**Task requirements**
Copy each line below containing "this".

**Information supplied**
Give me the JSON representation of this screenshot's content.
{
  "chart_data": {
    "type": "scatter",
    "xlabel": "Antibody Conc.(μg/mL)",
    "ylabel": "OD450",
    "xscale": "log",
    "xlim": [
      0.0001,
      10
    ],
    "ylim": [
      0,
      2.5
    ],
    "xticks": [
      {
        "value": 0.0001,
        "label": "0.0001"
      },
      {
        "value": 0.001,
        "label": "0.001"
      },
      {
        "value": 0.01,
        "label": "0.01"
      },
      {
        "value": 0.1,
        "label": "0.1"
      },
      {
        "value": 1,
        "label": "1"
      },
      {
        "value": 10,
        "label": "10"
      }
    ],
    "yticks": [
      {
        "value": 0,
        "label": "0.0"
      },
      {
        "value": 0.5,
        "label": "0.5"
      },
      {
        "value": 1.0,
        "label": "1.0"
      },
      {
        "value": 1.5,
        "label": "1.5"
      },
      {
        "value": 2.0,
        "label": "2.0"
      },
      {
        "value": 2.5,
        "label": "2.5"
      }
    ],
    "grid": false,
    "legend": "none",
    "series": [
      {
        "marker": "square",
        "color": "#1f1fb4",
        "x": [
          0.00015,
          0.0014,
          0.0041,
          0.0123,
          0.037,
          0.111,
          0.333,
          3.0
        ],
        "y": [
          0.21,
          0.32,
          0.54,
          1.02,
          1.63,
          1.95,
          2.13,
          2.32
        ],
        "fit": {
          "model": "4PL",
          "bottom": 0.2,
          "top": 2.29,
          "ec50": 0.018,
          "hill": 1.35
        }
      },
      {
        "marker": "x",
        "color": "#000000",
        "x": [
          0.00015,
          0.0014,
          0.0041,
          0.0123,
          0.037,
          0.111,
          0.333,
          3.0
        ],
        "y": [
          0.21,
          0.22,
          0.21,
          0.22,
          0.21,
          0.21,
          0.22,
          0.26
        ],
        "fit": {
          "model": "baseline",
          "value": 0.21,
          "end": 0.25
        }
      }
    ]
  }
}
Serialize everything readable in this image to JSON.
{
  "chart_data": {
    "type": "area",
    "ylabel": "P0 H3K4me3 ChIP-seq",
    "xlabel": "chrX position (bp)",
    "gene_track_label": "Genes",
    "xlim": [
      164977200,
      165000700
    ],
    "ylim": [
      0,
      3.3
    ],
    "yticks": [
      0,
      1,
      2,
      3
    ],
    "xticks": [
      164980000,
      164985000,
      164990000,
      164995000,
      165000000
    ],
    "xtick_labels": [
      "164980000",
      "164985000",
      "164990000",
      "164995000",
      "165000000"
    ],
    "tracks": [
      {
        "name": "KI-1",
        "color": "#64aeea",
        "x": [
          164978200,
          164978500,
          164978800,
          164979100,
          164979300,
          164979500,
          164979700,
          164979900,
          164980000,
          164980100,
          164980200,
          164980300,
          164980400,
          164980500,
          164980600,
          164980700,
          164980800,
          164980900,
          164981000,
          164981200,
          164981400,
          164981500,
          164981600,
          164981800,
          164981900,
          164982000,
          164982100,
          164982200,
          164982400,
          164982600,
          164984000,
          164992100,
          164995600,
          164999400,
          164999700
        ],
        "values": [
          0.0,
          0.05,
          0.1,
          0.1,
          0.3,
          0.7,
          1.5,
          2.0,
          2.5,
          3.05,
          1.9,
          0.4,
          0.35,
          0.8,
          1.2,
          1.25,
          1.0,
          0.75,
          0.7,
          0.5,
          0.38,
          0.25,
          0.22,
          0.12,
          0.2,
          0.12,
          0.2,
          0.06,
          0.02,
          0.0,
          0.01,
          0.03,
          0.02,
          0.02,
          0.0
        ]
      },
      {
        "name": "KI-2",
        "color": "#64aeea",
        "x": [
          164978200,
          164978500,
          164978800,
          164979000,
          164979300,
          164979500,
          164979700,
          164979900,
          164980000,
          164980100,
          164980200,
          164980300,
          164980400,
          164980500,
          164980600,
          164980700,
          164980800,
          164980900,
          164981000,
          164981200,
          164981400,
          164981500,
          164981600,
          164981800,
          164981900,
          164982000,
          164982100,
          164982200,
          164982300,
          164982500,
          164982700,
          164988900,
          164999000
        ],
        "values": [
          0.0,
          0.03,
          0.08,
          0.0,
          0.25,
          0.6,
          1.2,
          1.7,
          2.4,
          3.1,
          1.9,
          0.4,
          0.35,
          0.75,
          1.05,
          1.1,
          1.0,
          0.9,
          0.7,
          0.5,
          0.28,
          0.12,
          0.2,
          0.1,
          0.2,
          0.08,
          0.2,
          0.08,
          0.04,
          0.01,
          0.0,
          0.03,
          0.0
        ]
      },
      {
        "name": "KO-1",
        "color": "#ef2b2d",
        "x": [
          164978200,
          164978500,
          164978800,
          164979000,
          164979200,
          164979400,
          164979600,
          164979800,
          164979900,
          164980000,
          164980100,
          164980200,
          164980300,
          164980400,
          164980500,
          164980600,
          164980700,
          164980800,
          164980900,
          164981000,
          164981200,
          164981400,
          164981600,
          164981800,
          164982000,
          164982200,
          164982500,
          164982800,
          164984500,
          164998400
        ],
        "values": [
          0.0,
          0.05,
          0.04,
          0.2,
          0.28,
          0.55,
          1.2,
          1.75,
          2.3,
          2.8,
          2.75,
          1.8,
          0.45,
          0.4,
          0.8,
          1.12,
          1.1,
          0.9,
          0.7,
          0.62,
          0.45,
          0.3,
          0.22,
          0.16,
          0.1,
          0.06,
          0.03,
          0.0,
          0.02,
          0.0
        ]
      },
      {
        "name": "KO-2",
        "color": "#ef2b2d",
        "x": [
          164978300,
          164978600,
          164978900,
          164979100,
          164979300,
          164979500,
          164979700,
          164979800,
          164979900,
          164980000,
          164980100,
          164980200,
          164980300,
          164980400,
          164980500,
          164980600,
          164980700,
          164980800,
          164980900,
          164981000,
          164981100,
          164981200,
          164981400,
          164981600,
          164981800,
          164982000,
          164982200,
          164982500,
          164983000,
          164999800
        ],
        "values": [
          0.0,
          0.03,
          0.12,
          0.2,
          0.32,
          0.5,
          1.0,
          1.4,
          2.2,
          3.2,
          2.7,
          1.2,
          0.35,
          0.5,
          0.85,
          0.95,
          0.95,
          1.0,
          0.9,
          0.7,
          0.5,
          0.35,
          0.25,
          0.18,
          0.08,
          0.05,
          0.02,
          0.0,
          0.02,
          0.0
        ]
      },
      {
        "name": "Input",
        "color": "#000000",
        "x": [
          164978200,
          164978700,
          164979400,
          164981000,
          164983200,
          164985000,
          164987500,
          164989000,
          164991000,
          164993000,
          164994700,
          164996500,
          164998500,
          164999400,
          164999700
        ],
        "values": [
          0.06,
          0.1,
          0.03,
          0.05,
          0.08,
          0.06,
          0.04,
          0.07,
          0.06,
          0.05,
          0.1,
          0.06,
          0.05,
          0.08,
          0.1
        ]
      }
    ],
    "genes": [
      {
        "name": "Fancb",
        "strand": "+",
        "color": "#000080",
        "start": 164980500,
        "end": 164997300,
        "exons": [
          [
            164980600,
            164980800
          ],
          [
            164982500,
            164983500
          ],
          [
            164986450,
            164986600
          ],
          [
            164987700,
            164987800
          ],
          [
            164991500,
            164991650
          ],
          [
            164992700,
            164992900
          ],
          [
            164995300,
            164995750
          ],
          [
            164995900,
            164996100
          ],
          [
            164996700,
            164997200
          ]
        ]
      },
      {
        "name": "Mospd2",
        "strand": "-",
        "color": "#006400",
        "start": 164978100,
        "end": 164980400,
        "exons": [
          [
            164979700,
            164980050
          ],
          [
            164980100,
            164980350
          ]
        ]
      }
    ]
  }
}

---

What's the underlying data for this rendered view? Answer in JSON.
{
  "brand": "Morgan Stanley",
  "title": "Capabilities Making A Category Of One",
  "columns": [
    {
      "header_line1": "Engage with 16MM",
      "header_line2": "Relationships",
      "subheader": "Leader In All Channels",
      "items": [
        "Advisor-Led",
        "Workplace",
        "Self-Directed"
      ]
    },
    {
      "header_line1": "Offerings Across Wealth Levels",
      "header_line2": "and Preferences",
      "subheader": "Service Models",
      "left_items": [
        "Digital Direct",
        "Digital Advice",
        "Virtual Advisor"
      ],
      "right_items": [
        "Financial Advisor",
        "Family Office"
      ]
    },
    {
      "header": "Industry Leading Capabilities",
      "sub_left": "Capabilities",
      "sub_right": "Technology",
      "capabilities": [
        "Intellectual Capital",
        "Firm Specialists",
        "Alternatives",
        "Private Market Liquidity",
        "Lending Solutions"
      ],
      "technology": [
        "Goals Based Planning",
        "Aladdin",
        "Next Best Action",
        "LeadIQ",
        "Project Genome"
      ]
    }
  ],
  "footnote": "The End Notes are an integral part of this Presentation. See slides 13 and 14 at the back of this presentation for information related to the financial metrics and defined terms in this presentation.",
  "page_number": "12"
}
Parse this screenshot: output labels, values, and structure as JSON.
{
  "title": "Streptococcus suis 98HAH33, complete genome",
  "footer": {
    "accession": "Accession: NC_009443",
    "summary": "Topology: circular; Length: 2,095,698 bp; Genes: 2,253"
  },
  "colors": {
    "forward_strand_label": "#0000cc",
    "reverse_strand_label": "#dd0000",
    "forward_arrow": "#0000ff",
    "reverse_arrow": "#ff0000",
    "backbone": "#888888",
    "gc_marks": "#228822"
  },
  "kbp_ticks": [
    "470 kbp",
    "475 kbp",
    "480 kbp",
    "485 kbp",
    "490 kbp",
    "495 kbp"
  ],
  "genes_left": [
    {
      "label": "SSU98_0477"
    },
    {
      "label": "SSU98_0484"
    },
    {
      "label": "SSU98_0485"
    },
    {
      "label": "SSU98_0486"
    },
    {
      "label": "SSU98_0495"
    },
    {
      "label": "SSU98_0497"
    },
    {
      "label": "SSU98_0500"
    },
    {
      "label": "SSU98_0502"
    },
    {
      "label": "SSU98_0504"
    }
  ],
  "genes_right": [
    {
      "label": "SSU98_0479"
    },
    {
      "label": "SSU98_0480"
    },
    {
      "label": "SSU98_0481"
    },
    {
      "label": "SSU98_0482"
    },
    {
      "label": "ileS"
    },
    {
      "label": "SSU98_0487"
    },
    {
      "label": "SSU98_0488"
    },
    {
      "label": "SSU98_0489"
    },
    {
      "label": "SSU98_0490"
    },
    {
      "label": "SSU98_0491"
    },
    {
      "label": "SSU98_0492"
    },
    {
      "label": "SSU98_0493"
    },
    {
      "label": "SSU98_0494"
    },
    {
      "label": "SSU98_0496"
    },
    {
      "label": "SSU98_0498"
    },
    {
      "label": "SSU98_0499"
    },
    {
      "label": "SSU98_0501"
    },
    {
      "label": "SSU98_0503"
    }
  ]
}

==

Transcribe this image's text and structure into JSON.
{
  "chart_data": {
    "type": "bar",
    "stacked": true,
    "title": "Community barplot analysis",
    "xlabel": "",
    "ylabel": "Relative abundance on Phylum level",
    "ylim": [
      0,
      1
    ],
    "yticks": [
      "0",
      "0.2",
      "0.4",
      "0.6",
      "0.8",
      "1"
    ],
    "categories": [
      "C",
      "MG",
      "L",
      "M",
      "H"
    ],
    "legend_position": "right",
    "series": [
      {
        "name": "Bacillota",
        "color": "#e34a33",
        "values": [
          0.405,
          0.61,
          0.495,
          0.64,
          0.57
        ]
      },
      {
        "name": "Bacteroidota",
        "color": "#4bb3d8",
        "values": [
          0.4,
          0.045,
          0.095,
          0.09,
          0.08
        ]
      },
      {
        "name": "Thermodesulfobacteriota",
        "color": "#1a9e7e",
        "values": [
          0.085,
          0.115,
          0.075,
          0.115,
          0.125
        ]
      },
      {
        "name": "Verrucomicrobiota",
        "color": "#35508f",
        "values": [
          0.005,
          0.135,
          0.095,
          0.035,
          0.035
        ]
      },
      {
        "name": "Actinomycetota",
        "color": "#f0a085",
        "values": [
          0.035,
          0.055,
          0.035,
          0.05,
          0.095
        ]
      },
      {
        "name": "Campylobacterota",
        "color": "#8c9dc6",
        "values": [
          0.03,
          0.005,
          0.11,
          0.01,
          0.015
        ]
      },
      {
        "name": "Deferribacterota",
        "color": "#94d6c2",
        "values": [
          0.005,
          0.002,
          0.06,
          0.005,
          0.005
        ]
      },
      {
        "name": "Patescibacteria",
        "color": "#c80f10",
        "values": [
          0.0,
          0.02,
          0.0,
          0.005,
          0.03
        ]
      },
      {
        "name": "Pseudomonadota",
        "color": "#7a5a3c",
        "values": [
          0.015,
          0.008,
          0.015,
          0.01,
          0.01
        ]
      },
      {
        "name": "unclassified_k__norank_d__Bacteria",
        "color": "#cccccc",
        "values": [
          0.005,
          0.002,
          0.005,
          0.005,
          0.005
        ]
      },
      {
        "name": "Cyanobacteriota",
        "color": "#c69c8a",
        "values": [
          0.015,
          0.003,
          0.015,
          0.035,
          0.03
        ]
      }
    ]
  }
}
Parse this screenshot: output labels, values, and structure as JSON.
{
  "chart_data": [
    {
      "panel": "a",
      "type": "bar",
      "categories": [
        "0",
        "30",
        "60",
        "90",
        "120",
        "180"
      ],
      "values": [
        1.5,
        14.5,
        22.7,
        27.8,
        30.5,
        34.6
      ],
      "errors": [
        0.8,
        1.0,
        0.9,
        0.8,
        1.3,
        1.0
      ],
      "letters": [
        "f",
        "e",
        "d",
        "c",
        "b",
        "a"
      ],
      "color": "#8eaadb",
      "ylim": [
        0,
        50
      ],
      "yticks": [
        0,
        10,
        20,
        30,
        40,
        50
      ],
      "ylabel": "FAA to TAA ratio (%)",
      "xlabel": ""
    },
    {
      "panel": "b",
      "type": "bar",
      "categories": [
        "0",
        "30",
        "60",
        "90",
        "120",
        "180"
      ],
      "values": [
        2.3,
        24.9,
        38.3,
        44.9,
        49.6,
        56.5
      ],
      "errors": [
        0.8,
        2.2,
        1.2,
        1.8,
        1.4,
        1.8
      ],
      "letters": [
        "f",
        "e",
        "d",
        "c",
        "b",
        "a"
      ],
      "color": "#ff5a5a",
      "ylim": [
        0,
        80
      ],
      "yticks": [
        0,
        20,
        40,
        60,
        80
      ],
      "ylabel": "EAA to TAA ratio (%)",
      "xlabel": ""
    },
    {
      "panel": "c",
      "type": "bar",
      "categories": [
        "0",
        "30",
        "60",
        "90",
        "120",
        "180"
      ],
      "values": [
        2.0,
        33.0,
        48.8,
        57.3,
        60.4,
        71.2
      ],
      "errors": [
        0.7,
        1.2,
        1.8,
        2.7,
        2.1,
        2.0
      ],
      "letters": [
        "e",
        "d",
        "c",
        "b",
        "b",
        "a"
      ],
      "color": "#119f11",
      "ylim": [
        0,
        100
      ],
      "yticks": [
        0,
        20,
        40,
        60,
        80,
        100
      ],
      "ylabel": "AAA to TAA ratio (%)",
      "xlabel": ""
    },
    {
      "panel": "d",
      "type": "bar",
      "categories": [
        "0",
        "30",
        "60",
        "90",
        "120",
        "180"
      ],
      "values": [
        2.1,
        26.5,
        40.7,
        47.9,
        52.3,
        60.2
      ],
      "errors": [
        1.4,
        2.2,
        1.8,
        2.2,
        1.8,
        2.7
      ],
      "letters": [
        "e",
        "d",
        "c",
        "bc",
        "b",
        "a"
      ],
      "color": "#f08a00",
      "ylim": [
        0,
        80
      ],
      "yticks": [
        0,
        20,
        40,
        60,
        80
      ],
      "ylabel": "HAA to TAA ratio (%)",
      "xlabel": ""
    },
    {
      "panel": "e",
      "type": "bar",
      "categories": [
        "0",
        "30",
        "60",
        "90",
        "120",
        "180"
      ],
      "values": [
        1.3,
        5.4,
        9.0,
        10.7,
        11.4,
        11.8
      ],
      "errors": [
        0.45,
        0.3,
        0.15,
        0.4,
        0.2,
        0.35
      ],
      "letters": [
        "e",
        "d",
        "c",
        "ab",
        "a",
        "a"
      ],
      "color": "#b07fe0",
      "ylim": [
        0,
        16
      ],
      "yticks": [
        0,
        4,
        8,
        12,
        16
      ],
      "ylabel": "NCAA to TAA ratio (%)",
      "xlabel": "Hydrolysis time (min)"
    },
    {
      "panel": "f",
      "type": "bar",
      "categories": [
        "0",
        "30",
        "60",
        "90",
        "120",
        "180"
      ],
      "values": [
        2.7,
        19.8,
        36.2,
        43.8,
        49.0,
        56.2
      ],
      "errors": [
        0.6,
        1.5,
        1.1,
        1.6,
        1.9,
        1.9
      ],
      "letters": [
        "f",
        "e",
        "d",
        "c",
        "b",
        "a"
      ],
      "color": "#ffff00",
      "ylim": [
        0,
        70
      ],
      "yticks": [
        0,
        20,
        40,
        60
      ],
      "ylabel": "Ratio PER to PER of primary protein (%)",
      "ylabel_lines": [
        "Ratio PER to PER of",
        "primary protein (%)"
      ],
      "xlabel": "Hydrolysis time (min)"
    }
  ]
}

**Task output**
Give me the JSON representation of this screenshot's content.
Serialize everything readable in this image to JSON.
What's the underlying data for this rendered view? Answer in JSON.
  "footnote": "The End Notes are an integral part of this Presentation. See slides 13 and 14 at the back of this presentation for information related to the financial metrics and defined terms in this presentation.",
Parse this screenshot: output labels, values, and structure as JSON.
Transcribe this image's text and structure into JSON.
Parse this screenshot: output labels, values, and structure as JSON.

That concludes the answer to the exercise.